● What is being asked:
Copy each line that holds "ˈself".

(Extracted data entries)
· · · · ·
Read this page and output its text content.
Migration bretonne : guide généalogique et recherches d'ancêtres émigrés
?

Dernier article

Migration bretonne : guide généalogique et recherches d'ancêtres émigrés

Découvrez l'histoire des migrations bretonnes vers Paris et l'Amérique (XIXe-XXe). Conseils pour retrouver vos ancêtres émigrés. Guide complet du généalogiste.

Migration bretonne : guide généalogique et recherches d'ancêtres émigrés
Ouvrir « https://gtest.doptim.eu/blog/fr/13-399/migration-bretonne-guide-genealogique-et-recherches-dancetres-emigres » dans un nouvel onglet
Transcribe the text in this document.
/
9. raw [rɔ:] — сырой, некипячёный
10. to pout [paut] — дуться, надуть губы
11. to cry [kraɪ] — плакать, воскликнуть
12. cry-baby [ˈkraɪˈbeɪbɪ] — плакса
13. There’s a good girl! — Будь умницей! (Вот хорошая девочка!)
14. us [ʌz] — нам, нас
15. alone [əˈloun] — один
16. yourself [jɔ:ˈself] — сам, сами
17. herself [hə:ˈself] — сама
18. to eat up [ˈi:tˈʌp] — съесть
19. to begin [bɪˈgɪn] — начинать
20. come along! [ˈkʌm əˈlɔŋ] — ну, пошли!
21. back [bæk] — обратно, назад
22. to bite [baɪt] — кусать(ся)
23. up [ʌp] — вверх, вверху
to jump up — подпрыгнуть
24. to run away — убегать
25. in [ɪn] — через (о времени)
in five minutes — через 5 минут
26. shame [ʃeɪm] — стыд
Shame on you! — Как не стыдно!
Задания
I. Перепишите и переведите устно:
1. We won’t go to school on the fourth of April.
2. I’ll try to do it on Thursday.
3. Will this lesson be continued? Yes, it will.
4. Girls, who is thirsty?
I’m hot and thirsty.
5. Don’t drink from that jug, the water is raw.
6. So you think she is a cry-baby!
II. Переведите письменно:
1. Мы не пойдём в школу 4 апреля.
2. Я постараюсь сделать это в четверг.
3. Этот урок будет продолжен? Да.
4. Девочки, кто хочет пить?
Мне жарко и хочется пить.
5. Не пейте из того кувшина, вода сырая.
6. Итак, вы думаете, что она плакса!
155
· · · · ·
● Solution to the problem:
16. yourself [jɔ:ˈself] — сам, сами
17. herself [hə:ˈself] — сама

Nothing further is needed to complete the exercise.